__Task instructions__: Go through the data below. Pull out every line that has the word "trust".

__Records provided__:

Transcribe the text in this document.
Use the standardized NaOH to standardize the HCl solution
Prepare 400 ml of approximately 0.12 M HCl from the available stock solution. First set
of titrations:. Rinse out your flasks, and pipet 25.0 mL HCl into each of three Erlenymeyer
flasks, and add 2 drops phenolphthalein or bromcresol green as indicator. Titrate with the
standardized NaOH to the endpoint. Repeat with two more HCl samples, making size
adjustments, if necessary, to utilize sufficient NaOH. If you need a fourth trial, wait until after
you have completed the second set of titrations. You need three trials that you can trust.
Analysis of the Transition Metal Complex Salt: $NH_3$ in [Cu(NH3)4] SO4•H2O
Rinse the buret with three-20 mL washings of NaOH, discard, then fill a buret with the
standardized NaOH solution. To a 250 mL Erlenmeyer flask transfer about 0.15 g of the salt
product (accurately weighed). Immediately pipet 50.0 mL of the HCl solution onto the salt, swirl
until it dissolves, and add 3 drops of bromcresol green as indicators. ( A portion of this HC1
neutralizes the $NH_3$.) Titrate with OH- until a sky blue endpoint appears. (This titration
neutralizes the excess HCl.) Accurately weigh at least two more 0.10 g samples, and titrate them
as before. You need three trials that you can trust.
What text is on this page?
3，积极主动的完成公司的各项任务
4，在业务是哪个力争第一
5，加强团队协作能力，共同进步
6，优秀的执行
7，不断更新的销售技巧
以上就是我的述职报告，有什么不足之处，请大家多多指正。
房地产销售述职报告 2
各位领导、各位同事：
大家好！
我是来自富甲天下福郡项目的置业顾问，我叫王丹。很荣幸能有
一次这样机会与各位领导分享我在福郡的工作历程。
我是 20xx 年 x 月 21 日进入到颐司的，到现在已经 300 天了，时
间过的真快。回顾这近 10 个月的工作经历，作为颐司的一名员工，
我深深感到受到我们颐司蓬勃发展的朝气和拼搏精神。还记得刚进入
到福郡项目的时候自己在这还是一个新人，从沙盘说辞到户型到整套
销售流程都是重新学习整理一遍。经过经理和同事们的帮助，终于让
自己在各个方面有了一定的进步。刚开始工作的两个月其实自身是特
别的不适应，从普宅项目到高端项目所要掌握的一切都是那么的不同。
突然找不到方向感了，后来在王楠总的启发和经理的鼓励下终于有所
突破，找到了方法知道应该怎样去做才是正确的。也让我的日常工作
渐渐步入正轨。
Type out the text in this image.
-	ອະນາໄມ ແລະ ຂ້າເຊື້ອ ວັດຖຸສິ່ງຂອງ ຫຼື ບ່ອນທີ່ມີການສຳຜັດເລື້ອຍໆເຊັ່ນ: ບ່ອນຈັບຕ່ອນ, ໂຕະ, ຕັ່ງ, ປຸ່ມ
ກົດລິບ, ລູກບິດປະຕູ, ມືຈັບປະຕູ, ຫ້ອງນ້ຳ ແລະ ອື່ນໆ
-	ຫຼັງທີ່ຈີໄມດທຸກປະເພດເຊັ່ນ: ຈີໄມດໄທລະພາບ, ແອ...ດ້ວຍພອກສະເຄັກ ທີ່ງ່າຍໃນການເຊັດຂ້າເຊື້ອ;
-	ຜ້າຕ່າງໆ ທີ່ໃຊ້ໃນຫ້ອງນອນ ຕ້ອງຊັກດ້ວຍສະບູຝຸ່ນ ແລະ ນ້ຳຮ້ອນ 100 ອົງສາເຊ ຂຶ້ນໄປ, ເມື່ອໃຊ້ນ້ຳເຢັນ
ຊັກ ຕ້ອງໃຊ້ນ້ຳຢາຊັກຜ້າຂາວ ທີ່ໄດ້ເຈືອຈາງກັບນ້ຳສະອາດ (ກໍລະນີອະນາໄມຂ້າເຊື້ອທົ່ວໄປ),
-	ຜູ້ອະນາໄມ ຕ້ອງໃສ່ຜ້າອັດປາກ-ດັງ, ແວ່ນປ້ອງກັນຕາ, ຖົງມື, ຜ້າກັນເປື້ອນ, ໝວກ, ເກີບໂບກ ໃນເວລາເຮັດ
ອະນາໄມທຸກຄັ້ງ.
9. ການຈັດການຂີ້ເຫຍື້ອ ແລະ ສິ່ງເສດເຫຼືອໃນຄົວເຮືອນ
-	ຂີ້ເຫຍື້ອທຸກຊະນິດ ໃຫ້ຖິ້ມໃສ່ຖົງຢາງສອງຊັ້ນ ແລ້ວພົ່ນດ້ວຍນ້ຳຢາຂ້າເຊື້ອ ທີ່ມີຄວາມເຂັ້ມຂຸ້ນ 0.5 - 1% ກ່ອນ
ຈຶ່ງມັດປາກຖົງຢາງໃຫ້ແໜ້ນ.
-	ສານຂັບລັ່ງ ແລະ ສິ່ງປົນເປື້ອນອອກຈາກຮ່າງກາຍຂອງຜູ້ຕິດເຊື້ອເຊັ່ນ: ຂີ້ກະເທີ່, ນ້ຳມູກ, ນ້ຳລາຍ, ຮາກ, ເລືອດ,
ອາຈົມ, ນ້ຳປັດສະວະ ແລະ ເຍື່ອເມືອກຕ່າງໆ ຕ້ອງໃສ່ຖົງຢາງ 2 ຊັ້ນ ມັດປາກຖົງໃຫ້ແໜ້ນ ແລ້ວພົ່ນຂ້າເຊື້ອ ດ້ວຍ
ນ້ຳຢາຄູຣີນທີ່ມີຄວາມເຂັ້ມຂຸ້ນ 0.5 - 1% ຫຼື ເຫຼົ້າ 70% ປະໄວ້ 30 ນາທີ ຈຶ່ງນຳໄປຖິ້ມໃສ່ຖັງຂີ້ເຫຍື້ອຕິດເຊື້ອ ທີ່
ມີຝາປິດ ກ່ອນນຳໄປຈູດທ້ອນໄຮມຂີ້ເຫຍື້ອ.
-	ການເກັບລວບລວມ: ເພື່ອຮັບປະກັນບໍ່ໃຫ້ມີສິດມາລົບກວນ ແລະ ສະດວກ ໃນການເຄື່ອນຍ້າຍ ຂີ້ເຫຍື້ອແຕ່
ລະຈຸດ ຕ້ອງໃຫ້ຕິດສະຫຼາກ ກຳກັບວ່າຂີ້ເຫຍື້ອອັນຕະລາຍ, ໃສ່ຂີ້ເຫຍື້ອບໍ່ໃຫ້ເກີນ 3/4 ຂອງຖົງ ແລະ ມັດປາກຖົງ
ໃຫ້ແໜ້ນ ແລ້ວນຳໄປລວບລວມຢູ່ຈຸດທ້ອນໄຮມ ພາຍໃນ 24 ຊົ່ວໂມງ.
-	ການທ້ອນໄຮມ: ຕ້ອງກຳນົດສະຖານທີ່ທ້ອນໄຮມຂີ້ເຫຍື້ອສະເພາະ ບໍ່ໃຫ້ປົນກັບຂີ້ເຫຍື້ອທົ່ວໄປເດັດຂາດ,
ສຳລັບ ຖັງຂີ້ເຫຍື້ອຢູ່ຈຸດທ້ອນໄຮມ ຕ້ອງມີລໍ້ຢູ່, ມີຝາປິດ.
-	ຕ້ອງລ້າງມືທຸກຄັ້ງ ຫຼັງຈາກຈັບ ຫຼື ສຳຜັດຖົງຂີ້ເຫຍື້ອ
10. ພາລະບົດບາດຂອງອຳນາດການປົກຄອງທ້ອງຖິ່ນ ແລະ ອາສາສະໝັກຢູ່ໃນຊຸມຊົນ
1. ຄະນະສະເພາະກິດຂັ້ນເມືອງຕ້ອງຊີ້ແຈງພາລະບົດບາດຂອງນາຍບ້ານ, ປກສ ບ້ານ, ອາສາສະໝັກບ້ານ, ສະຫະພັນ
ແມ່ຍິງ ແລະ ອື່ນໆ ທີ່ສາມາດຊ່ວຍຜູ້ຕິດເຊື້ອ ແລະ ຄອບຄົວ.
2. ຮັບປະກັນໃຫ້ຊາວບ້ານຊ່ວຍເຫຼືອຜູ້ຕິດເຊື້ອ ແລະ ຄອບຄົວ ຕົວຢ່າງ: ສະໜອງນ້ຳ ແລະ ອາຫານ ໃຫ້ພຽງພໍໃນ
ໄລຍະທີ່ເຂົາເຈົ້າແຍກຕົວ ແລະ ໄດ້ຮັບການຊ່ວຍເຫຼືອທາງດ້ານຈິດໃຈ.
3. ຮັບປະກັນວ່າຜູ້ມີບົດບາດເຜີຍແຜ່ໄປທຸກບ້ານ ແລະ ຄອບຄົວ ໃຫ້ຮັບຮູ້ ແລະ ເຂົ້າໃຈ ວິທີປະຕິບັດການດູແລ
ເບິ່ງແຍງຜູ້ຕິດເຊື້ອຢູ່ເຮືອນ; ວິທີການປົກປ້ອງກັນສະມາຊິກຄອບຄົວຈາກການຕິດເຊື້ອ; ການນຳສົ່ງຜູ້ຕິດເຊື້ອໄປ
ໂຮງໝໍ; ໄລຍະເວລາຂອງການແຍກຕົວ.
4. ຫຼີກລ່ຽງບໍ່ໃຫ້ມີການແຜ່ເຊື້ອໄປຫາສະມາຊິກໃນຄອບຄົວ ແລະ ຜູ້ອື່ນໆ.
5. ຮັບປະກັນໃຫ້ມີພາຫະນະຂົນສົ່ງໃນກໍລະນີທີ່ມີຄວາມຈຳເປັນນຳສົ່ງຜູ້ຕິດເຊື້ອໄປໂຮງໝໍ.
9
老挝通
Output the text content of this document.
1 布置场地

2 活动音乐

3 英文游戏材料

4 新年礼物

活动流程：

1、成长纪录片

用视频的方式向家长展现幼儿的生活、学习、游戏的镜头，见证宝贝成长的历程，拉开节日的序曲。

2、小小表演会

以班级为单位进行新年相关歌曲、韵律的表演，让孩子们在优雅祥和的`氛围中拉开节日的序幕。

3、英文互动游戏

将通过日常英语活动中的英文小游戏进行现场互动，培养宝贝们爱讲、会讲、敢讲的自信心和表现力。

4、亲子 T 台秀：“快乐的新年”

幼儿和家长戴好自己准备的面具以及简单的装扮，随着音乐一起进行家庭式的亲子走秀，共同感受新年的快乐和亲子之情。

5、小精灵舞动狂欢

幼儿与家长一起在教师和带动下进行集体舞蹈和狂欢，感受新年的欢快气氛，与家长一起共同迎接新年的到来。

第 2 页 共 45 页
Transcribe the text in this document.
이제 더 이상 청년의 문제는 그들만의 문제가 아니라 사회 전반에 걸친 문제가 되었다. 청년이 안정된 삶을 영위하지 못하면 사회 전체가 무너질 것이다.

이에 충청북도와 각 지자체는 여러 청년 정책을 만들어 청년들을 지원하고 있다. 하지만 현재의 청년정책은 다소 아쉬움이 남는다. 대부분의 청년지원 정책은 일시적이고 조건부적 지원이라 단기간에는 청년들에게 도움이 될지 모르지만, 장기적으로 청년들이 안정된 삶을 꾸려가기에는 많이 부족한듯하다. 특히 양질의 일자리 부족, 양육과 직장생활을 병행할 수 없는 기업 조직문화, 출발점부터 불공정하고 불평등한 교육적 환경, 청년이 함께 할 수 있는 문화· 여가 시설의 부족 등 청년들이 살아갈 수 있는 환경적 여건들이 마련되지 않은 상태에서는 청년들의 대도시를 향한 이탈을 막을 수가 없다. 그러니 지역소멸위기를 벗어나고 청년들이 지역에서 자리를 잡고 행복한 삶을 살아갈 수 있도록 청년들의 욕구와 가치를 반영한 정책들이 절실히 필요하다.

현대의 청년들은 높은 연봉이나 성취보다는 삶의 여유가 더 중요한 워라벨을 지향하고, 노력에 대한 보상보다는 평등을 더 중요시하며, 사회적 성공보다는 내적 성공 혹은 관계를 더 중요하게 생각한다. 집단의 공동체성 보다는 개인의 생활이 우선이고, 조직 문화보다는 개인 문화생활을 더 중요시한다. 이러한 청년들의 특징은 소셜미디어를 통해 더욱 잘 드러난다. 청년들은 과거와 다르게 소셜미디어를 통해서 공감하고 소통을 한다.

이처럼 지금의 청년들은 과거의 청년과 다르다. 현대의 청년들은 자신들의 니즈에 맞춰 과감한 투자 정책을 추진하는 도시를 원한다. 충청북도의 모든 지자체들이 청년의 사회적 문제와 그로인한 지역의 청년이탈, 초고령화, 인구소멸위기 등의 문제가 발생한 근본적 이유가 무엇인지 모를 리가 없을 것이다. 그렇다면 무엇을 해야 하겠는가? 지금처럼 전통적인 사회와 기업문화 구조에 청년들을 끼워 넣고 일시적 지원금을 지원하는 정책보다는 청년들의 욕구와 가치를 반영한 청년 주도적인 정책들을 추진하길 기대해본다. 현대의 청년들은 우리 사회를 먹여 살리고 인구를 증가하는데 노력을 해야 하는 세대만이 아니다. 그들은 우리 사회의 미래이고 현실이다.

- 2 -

__Expected answer__:
you have completed the second set of titrations. You need three trials that you can trust.
as before. You need three trials that you can trust.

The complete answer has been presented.